[Raw records]
------------

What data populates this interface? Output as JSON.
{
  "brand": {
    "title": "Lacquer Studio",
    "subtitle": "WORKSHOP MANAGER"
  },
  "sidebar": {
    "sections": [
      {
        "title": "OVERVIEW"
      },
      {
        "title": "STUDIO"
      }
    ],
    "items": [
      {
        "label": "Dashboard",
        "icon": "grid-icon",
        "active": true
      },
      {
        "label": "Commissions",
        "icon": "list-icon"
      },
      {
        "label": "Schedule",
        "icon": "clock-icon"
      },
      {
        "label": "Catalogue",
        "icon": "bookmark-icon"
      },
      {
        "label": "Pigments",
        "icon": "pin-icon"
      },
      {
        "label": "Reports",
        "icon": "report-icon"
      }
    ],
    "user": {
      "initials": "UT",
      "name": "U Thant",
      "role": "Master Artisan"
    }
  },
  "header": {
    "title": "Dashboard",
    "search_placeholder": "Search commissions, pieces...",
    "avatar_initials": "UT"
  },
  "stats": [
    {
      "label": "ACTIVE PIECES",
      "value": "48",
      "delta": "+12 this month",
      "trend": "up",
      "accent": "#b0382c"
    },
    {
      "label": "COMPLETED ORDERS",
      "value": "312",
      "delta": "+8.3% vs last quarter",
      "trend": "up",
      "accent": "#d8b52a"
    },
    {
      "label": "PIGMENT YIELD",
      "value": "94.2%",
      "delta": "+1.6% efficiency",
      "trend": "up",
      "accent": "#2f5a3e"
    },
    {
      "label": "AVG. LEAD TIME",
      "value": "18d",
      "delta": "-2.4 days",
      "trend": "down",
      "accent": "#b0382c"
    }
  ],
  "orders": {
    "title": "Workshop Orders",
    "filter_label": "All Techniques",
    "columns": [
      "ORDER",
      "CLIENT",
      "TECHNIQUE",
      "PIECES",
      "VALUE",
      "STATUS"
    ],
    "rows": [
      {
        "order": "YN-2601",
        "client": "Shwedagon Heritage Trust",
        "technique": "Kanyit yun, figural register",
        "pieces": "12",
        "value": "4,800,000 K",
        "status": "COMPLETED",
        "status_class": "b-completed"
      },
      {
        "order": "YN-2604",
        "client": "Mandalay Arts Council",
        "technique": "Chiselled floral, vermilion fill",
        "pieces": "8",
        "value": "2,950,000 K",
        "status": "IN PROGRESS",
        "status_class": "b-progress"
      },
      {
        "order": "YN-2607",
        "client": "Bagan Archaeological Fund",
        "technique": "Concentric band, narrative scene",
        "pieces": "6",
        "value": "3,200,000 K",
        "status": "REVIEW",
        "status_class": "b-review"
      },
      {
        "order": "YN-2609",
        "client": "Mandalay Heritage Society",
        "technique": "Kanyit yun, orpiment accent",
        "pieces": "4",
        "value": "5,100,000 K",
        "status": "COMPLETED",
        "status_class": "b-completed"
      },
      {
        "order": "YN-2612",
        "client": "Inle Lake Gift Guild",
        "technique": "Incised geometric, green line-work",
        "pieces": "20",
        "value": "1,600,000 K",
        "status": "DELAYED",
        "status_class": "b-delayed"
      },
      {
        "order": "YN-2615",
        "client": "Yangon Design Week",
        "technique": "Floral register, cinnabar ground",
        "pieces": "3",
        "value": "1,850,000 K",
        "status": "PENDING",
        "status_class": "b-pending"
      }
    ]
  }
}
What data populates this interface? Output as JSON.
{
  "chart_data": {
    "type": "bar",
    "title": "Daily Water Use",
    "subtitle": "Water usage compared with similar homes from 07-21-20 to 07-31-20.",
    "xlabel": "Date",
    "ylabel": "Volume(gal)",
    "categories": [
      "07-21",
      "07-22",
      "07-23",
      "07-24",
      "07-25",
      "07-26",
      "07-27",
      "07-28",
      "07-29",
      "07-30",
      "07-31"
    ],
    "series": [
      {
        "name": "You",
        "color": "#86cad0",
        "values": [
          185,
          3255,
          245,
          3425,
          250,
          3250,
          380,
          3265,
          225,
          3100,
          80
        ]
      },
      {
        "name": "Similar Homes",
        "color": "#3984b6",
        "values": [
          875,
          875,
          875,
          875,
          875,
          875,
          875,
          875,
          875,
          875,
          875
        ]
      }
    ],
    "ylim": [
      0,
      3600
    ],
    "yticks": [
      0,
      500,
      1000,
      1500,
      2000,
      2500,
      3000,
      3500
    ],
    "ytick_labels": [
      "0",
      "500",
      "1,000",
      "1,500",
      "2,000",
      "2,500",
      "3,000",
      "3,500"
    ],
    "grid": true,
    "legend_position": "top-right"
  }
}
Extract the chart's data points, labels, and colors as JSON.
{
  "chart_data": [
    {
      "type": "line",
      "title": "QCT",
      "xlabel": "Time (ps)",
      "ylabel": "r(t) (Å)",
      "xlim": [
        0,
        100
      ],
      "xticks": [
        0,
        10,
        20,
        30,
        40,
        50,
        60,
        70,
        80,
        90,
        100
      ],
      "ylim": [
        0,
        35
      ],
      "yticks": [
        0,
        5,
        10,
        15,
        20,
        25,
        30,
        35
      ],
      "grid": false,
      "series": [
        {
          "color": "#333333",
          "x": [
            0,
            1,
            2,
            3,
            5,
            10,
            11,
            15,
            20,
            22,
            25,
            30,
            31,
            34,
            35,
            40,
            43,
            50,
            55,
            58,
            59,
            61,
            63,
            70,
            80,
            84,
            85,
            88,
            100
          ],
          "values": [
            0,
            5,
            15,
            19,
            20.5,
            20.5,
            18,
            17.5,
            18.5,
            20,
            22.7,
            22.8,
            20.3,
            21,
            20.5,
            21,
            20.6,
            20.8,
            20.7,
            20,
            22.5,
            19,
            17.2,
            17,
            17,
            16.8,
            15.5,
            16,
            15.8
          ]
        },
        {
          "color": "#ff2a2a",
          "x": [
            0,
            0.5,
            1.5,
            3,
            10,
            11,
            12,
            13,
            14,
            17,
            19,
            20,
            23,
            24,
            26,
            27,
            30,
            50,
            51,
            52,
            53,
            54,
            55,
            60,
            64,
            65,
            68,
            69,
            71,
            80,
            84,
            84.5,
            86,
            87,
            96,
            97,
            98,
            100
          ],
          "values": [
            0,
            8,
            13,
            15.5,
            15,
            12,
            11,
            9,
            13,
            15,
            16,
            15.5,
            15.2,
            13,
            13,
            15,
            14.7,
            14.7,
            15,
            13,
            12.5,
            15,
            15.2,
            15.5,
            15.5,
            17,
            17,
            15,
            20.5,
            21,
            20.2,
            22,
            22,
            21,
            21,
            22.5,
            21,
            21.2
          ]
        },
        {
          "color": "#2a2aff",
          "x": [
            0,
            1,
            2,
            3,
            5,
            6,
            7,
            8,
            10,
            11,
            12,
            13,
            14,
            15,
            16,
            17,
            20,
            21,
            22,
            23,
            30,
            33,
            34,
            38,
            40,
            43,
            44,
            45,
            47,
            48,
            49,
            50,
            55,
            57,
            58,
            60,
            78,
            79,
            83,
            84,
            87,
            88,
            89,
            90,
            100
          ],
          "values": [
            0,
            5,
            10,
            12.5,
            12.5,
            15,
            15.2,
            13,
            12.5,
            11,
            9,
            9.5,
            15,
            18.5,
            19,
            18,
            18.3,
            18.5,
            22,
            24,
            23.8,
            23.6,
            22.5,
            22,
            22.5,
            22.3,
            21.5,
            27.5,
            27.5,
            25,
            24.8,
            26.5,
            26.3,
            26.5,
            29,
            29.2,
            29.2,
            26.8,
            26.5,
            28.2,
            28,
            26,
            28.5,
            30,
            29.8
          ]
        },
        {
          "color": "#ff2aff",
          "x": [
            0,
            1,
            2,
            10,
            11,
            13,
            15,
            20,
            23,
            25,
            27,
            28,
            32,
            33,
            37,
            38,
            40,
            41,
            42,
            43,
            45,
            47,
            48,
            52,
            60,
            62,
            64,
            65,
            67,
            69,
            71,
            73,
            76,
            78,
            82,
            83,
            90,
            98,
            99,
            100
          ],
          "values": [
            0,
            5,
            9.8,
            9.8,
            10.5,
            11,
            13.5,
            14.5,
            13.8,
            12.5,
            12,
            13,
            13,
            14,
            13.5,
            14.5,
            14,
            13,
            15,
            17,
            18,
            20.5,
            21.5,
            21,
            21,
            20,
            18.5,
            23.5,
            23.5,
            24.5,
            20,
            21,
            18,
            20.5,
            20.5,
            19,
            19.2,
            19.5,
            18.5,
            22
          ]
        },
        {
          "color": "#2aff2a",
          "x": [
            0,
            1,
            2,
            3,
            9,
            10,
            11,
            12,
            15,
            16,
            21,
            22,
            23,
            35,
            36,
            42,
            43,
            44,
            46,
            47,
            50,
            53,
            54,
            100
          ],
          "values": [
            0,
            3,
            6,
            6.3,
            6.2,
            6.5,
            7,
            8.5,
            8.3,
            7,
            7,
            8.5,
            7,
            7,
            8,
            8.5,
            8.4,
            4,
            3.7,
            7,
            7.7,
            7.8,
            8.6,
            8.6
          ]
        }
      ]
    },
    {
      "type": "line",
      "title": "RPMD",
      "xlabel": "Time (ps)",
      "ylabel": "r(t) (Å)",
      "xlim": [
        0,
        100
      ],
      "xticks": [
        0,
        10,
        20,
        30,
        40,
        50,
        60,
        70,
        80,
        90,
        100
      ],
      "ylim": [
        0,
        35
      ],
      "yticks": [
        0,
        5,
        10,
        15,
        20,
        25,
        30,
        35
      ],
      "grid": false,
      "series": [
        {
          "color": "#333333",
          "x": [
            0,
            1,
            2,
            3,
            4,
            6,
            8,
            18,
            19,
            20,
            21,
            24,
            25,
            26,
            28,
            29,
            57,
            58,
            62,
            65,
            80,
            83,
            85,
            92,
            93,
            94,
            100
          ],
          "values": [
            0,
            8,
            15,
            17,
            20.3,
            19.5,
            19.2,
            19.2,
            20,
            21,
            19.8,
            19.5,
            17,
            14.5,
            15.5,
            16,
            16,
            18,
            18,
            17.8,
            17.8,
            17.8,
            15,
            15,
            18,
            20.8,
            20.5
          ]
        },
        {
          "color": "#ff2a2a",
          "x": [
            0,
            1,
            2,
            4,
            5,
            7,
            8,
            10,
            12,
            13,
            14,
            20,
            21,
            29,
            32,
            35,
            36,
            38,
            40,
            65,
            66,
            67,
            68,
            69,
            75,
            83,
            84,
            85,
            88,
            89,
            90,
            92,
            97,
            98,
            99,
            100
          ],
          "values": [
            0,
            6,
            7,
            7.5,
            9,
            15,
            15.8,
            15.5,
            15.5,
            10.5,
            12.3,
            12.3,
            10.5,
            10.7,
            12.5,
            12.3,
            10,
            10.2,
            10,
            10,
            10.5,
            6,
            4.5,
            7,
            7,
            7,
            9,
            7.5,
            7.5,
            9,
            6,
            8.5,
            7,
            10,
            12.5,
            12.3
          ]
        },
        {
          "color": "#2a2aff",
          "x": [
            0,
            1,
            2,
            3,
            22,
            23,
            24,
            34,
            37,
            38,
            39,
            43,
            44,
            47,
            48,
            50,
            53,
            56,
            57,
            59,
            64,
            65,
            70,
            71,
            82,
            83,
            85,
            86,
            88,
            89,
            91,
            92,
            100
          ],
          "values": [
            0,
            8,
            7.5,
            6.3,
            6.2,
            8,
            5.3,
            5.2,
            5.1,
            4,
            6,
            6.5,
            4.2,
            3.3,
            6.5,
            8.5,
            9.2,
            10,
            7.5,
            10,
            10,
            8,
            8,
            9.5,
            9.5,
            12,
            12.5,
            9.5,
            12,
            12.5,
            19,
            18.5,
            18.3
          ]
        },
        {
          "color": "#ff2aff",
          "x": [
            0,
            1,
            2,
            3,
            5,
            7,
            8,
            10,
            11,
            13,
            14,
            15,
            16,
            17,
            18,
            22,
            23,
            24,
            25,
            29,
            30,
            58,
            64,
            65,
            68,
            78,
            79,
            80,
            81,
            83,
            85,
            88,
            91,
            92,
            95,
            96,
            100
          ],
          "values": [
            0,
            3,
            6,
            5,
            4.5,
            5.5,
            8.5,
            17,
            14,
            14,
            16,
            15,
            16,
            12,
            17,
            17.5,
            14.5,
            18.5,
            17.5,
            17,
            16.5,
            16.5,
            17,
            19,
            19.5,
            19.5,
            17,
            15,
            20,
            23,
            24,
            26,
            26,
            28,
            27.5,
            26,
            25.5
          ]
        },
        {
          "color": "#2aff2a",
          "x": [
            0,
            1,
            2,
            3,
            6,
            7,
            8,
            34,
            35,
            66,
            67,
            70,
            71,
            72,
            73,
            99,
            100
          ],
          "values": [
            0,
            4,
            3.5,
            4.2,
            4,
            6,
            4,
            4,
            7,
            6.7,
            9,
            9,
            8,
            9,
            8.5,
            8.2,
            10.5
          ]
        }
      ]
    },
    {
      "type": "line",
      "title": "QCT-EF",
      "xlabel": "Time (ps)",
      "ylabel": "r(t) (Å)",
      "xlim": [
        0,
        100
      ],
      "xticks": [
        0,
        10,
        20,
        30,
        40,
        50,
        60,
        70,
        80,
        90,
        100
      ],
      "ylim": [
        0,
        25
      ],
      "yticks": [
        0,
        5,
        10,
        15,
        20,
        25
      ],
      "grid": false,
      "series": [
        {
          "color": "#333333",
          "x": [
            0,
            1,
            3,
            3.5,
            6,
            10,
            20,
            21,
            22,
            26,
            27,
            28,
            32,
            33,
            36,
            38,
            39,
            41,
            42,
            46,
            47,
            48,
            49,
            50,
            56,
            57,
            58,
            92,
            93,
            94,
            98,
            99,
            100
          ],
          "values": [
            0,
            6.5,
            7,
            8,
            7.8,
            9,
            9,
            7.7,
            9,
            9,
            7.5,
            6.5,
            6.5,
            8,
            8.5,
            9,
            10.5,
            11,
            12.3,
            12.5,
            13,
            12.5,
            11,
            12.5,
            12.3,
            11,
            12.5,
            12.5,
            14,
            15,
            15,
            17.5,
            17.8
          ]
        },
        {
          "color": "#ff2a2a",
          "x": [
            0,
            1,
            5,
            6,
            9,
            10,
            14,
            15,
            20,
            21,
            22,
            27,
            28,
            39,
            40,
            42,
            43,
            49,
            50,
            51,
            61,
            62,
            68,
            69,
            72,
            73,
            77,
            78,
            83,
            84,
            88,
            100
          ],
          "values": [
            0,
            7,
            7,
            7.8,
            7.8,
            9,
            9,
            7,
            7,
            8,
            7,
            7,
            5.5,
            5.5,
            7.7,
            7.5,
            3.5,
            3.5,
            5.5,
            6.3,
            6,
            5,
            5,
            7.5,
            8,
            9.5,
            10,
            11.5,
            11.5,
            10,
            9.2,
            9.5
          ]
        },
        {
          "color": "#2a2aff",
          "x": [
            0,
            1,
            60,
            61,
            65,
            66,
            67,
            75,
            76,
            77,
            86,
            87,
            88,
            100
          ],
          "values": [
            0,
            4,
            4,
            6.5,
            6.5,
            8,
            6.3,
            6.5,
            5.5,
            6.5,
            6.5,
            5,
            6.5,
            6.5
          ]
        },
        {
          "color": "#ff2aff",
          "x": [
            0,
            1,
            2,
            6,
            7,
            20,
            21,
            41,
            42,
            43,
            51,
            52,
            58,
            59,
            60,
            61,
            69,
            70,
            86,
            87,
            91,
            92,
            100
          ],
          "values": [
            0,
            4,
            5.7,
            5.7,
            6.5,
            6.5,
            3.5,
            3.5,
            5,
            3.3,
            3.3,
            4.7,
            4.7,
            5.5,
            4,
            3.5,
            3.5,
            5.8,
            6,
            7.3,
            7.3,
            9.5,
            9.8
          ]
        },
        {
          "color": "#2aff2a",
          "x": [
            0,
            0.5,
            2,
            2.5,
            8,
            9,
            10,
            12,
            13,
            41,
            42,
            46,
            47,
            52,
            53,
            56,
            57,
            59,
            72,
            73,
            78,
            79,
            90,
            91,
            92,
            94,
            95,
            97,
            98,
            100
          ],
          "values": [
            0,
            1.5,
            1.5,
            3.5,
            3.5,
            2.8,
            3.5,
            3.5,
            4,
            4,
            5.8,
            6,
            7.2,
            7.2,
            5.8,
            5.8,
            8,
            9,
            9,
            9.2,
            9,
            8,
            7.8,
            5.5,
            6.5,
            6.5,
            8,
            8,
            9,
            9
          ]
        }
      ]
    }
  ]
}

------------

EXERCISE DIRECTIONS
Every line of the listing that holds "register" should be found and copied.

SOLUTION TO THE PROBLEM
        "technique": "Kanyit yun, figural register",
        "technique": "Floral register, cinnabar ground",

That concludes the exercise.